▸ INFORMATION SHOWN:
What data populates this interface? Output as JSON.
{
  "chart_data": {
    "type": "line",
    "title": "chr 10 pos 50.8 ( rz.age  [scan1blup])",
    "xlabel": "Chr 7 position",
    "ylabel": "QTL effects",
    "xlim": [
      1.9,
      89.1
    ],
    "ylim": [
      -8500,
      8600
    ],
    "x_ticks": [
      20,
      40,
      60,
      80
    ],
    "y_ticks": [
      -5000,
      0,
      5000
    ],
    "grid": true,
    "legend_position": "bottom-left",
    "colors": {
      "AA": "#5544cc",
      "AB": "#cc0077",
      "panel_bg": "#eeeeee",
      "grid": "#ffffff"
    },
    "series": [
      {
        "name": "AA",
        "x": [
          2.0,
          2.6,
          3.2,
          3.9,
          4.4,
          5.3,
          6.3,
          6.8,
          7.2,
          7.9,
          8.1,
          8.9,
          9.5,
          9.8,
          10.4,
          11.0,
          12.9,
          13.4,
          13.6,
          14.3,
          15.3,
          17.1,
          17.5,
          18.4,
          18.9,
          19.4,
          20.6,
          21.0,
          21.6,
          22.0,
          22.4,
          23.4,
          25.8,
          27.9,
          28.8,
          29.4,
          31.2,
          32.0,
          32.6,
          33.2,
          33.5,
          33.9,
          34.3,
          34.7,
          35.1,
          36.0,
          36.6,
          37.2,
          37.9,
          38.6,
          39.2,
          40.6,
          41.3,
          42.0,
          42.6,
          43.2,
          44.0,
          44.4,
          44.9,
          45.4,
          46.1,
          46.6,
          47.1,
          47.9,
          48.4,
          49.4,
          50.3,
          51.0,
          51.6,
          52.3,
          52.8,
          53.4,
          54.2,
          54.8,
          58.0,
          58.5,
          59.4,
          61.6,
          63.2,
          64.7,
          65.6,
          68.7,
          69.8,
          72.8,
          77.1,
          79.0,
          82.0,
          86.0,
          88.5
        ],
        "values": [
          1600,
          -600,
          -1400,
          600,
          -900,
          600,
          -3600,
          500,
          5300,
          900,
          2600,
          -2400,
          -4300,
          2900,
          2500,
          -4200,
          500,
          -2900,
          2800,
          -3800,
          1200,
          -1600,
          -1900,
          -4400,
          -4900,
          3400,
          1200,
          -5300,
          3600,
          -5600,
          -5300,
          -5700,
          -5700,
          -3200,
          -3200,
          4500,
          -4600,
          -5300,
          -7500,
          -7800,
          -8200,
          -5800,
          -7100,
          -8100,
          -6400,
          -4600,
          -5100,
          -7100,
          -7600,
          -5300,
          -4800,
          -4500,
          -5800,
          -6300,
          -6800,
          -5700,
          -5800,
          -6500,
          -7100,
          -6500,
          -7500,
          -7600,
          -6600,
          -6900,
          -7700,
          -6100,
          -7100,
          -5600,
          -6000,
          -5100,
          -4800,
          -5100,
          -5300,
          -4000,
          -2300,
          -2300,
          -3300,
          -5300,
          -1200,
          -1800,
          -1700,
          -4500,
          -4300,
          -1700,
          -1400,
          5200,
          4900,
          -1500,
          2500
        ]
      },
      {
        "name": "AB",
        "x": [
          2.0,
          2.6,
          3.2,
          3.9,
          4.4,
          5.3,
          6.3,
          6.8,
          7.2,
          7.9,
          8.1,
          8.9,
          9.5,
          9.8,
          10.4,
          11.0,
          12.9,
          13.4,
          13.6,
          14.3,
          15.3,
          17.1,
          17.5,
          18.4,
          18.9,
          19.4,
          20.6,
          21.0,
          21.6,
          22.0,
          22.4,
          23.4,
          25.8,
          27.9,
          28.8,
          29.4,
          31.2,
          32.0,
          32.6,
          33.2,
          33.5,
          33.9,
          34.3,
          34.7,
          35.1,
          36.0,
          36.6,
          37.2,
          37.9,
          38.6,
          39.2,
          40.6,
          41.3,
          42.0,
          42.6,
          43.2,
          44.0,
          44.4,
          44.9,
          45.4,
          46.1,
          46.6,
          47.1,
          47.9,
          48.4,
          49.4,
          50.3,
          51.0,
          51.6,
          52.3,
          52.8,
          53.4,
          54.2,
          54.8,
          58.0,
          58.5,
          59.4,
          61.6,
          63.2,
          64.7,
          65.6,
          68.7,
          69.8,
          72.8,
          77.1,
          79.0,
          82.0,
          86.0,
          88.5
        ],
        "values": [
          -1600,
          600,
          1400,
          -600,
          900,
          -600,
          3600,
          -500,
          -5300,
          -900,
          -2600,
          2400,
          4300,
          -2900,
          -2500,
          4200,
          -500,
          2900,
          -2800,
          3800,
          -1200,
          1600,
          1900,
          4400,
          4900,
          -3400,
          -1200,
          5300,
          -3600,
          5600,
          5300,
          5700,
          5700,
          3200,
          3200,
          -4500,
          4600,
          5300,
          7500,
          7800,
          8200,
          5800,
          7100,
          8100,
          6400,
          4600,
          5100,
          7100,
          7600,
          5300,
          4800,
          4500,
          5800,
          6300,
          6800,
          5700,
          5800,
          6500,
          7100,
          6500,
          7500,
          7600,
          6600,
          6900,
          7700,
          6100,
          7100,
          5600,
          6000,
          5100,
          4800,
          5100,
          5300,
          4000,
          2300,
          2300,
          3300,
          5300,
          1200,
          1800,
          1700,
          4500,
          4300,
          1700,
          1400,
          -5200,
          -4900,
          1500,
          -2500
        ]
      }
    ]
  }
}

▸ TASK:
Each record above should be repeated exactly as it appears.

▸ FINISHED ANSWER:
What data populates this interface? Output as JSON.
{
  "chart_data": {
    "type": "line",
    "title": "chr 10 pos 50.8 ( rz.age  [scan1blup])",
    "xlabel": "Chr 7 position",
    "ylabel": "QTL effects",
    "xlim": [
      1.9,
      89.1
    ],
    "ylim": [
      -8500,
      8600
    ],
    "x_ticks": [
      20,
      40,
      60,
      80
    ],
    "y_ticks": [
      -5000,
      0,
      5000
    ],
    "grid": true,
    "legend_position": "bottom-left",
    "colors": {
      "AA": "#5544cc",
      "AB": "#cc0077",
      "panel_bg": "#eeeeee",
      "grid": "#ffffff"
    },
    "series": [
      {
        "name": "AA",
        "x": [
          2.0,
          2.6,
          3.2,
          3.9,
          4.4,
          5.3,
          6.3,
          6.8,
          7.2,
          7.9,
          8.1,
          8.9,
          9.5,
          9.8,
          10.4,
          11.0,
          12.9,
          13.4,
          13.6,
          14.3,
          15.3,
          17.1,
          17.5,
          18.4,
          18.9,
          19.4,
          20.6,
          21.0,
          21.6,
          22.0,
          22.4,
          23.4,
          25.8,
          27.9,
          28.8,
          29.4,
          31.2,
          32.0,
          32.6,
          33.2,
          33.5,
          33.9,
          34.3,
          34.7,
          35.1,
          36.0,
          36.6,
          37.2,
          37.9,
          38.6,
          39.2,
          40.6,
          41.3,
          42.0,
          42.6,
          43.2,
          44.0,
          44.4,
          44.9,
          45.4,
          46.1,
          46.6,
          47.1,
          47.9,
          48.4,
          49.4,
          50.3,
          51.0,
          51.6,
          52.3,
          52.8,
          53.4,
          54.2,
          54.8,
          58.0,
          58.5,
          59.4,
          61.6,
          63.2,
          64.7,
          65.6,
          68.7,
          69.8,
          72.8,
          77.1,
          79.0,
          82.0,
          86.0,
          88.5
        ],
        "values": [
          1600,
          -600,
          -1400,
          600,
          -900,
          600,
          -3600,
          500,
          5300,
          900,
          2600,
          -2400,
          -4300,
          2900,
          2500,
          -4200,
          500,
          -2900,
          2800,
          -3800,
          1200,
          -1600,
          -1900,
          -4400,
          -4900,
          3400,
          1200,
          -5300,
          3600,
          -5600,
          -5300,
          -5700,
          -5700,
          -3200,
          -3200,
          4500,
          -4600,
          -5300,
          -7500,
          -7800,
          -8200,
          -5800,
          -7100,
          -8100,
          -6400,
          -4600,
          -5100,
          -7100,
          -7600,
          -5300,
          -4800,
          -4500,
          -5800,
          -6300,
          -6800,
          -5700,
          -5800,
          -6500,
          -7100,
          -6500,
          -7500,
          -7600,
          -6600,
          -6900,
          -7700,
          -6100,
          -7100,
          -5600,
          -6000,
          -5100,
          -4800,
          -5100,
          -5300,
          -4000,
          -2300,
          -2300,
          -3300,
          -5300,
          -1200,
          -1800,
          -1700,
          -4500,
          -4300,
          -1700,
          -1400,
          5200,
          4900,
          -1500,
          2500
        ]
      },
      {
        "name": "AB",
        "x": [
          2.0,
          2.6,
          3.2,
          3.9,
          4.4,
          5.3,
          6.3,
          6.8,
          7.2,
          7.9,
          8.1,
          8.9,
          9.5,
          9.8,
          10.4,
          11.0,
          12.9,
          13.4,
          13.6,
          14.3,
          15.3,
          17.1,
          17.5,
          18.4,
          18.9,
          19.4,
          20.6,
          21.0,
          21.6,
          22.0,
          22.4,
          23.4,
          25.8,
          27.9,
          28.8,
          29.4,
          31.2,
          32.0,
          32.6,
          33.2,
          33.5,
          33.9,
          34.3,
          34.7,
          35.1,
          36.0,
          36.6,
          37.2,
          37.9,
          38.6,
          39.2,
          40.6,
          41.3,
          42.0,
          42.6,
          43.2,
          44.0,
          44.4,
          44.9,
          45.4,
          46.1,
          46.6,
          47.1,
          47.9,
          48.4,
          49.4,
          50.3,
          51.0,
          51.6,
          52.3,
          52.8,
          53.4,
          54.2,
          54.8,
          58.0,
          58.5,
          59.4,
          61.6,
          63.2,
          64.7,
          65.6,
          68.7,
          69.8,
          72.8,
          77.1,
          79.0,
          82.0,
          86.0,
          88.5
        ],
        "values": [
          -1600,
          600,
          1400,
          -600,
          900,
          -600,
          3600,
          -500,
          -5300,
          -900,
          -2600,
          2400,
          4300,
          -2900,
          -2500,
          4200,
          -500,
          2900,
          -2800,
          3800,
          -1200,
          1600,
          1900,
          4400,
          4900,
          -3400,
          -1200,
          5300,
          -3600,
          5600,
          5300,
          5700,
          5700,
          3200,
          3200,
          -4500,
          4600,
          5300,
          7500,
          7800,
          8200,
          5800,
          7100,
          8100,
          6400,
          4600,
          5100,
          7100,
          7600,
          5300,
          4800,
          4500,
          5800,
          6300,
          6800,
          5700,
          5800,
          6500,
          7100,
          6500,
          7500,
          7600,
          6600,
          6900,
          7700,
          6100,
          7100,
          5600,
          6000,
          5100,
          4800,
          5100,
          5300,
          4000,
          2300,
          2300,
          3300,
          5300,
          1200,
          1800,
          1700,
          4500,
          4300,
          1700,
          1400,
          -5200,
          -4900,
          1500,
          -2500
        ]
      }
    ]
  }
}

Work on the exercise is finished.